**Directions for this task:** The data below is to be returned in full and exactly.

**Rows:**
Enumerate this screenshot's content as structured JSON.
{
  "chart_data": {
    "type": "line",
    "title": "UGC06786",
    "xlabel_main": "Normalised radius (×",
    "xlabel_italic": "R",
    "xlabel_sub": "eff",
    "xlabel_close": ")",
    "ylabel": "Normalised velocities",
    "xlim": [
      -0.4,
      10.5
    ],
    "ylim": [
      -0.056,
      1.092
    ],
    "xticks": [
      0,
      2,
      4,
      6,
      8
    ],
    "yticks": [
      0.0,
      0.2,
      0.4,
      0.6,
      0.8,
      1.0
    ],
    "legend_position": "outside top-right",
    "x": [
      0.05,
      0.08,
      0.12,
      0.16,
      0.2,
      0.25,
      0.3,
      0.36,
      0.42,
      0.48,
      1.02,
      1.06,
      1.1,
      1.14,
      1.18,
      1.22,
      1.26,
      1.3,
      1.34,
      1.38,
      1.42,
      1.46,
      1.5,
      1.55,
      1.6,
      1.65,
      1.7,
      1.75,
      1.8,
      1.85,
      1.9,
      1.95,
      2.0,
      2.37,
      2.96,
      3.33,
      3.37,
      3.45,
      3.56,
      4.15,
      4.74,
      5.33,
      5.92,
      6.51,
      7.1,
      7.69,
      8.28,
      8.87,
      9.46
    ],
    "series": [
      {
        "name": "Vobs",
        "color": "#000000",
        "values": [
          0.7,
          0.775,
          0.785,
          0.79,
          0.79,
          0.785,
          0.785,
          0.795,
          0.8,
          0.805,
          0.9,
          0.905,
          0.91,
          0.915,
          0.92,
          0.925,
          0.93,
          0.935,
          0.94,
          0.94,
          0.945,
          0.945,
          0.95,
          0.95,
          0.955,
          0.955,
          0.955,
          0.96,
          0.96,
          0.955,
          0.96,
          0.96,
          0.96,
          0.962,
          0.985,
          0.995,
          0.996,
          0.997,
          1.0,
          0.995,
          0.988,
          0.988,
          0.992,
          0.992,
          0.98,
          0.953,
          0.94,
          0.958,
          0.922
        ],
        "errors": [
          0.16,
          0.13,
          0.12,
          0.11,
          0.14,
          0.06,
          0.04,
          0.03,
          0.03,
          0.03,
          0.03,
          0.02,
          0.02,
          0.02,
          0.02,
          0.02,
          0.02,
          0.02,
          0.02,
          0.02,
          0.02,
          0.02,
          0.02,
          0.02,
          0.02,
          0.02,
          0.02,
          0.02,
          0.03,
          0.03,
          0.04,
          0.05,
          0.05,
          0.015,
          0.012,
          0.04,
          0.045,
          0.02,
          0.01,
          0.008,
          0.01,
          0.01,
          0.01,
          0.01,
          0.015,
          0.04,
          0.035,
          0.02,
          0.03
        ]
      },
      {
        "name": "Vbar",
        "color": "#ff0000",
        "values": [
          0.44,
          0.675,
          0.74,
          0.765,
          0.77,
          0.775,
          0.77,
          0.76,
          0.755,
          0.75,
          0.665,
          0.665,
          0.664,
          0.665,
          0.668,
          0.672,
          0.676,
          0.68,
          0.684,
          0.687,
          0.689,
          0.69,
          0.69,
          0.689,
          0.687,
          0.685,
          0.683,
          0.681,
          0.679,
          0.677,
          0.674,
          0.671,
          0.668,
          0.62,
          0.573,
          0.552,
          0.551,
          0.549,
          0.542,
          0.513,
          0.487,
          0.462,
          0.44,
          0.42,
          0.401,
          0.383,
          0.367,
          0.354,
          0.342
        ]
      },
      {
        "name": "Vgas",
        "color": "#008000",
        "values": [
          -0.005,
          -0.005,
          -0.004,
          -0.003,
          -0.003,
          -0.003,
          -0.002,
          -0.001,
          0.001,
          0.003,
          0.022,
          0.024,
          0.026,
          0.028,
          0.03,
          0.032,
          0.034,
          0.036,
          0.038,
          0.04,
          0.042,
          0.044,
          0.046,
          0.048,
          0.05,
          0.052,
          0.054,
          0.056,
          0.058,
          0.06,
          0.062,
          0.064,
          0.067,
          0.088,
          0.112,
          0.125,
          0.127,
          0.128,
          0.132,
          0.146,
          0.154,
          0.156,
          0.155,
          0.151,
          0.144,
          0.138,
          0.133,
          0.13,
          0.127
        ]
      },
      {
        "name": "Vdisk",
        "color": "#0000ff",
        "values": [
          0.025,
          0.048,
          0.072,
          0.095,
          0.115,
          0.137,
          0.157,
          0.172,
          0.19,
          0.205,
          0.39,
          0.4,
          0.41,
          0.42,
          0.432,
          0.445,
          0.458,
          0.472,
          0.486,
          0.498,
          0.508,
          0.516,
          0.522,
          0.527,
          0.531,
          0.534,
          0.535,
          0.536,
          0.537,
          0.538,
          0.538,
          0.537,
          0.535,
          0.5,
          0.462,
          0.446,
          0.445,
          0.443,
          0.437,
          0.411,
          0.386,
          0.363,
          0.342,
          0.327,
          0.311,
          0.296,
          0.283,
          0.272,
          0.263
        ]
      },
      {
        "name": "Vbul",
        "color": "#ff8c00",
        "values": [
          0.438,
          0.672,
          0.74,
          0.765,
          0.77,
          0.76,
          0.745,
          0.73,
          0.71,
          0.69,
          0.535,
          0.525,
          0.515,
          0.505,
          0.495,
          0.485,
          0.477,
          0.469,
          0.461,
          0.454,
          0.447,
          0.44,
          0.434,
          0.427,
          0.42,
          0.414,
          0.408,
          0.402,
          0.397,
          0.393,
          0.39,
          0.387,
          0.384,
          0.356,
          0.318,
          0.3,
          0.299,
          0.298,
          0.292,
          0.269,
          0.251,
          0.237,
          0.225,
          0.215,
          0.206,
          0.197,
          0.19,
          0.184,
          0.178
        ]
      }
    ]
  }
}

**Result for this task:**
Enumerate this screenshot's content as structured JSON.
{
  "chart_data": {
    "type": "line",
    "title": "UGC06786",
    "xlabel_main": "Normalised radius (×",
    "xlabel_italic": "R",
    "xlabel_sub": "eff",
    "xlabel_close": ")",
    "ylabel": "Normalised velocities",
    "xlim": [
      -0.4,
      10.5
    ],
    "ylim": [
      -0.056,
      1.092
    ],
    "xticks": [
      0,
      2,
      4,
      6,
      8
    ],
    "yticks": [
      0.0,
      0.2,
      0.4,
      0.6,
      0.8,
      1.0
    ],
    "legend_position": "outside top-right",
    "x": [
      0.05,
      0.08,
      0.12,
      0.16,
      0.2,
      0.25,
      0.3,
      0.36,
      0.42,
      0.48,
      1.02,
      1.06,
      1.1,
      1.14,
      1.18,
      1.22,
      1.26,
      1.3,
      1.34,
      1.38,
      1.42,
      1.46,
      1.5,
      1.55,
      1.6,
      1.65,
      1.7,
      1.75,
      1.8,
      1.85,
      1.9,
      1.95,
      2.0,
      2.37,
      2.96,
      3.33,
      3.37,
      3.45,
      3.56,
      4.15,
      4.74,
      5.33,
      5.92,
      6.51,
      7.1,
      7.69,
      8.28,
      8.87,
      9.46
    ],
    "series": [
      {
        "name": "Vobs",
        "color": "#000000",
        "values": [
          0.7,
          0.775,
          0.785,
          0.79,
          0.79,
          0.785,
          0.785,
          0.795,
          0.8,
          0.805,
          0.9,
          0.905,
          0.91,
          0.915,
          0.92,
          0.925,
          0.93,
          0.935,
          0.94,
          0.94,
          0.945,
          0.945,
          0.95,
          0.95,
          0.955,
          0.955,
          0.955,
          0.96,
          0.96,
          0.955,
          0.96,
          0.96,
          0.96,
          0.962,
          0.985,
          0.995,
          0.996,
          0.997,
          1.0,
          0.995,
          0.988,
          0.988,
          0.992,
          0.992,
          0.98,
          0.953,
          0.94,
          0.958,
          0.922
        ],
        "errors": [
          0.16,
          0.13,
          0.12,
          0.11,
          0.14,
          0.06,
          0.04,
          0.03,
          0.03,
          0.03,
          0.03,
          0.02,
          0.02,
          0.02,
          0.02,
          0.02,
          0.02,
          0.02,
          0.02,
          0.02,
          0.02,
          0.02,
          0.02,
          0.02,
          0.02,
          0.02,
          0.02,
          0.02,
          0.03,
          0.03,
          0.04,
          0.05,
          0.05,
          0.015,
          0.012,
          0.04,
          0.045,
          0.02,
          0.01,
          0.008,
          0.01,
          0.01,
          0.01,
          0.01,
          0.015,
          0.04,
          0.035,
          0.02,
          0.03
        ]
      },
      {
        "name": "Vbar",
        "color": "#ff0000",
        "values": [
          0.44,
          0.675,
          0.74,
          0.765,
          0.77,
          0.775,
          0.77,
          0.76,
          0.755,
          0.75,
          0.665,
          0.665,
          0.664,
          0.665,
          0.668,
          0.672,
          0.676,
          0.68,
          0.684,
          0.687,
          0.689,
          0.69,
          0.69,
          0.689,
          0.687,
          0.685,
          0.683,
          0.681,
          0.679,
          0.677,
          0.674,
          0.671,
          0.668,
          0.62,
          0.573,
          0.552,
          0.551,
          0.549,
          0.542,
          0.513,
          0.487,
          0.462,
          0.44,
          0.42,
          0.401,
          0.383,
          0.367,
          0.354,
          0.342
        ]
      },
      {
        "name": "Vgas",
        "color": "#008000",
        "values": [
          -0.005,
          -0.005,
          -0.004,
          -0.003,
          -0.003,
          -0.003,
          -0.002,
          -0.001,
          0.001,
          0.003,
          0.022,
          0.024,
          0.026,
          0.028,
          0.03,
          0.032,
          0.034,
          0.036,
          0.038,
          0.04,
          0.042,
          0.044,
          0.046,
          0.048,
          0.05,
          0.052,
          0.054,
          0.056,
          0.058,
          0.06,
          0.062,
          0.064,
          0.067,
          0.088,
          0.112,
          0.125,
          0.127,
          0.128,
          0.132,
          0.146,
          0.154,
          0.156,
          0.155,
          0.151,
          0.144,
          0.138,
          0.133,
          0.13,
          0.127
        ]
      },
      {
        "name": "Vdisk",
        "color": "#0000ff",
        "values": [
          0.025,
          0.048,
          0.072,
          0.095,
          0.115,
          0.137,
          0.157,
          0.172,
          0.19,
          0.205,
          0.39,
          0.4,
          0.41,
          0.42,
          0.432,
          0.445,
          0.458,
          0.472,
          0.486,
          0.498,
          0.508,
          0.516,
          0.522,
          0.527,
          0.531,
          0.534,
          0.535,
          0.536,
          0.537,
          0.538,
          0.538,
          0.537,
          0.535,
          0.5,
          0.462,
          0.446,
          0.445,
          0.443,
          0.437,
          0.411,
          0.386,
          0.363,
          0.342,
          0.327,
          0.311,
          0.296,
          0.283,
          0.272,
          0.263
        ]
      },
      {
        "name": "Vbul",
        "color": "#ff8c00",
        "values": [
          0.438,
          0.672,
          0.74,
          0.765,
          0.77,
          0.76,
          0.745,
          0.73,
          0.71,
          0.69,
          0.535,
          0.525,
          0.515,
          0.505,
          0.495,
          0.485,
          0.477,
          0.469,
          0.461,
          0.454,
          0.447,
          0.44,
          0.434,
          0.427,
          0.42,
          0.414,
          0.408,
          0.402,
          0.397,
          0.393,
          0.39,
          0.387,
          0.384,
          0.356,
          0.318,
          0.3,
          0.299,
          0.298,
          0.292,
          0.269,
          0.251,
          0.237,
          0.225,
          0.215,
          0.206,
          0.197,
          0.19,
          0.184,
          0.178
        ]
      }
    ]
  }
}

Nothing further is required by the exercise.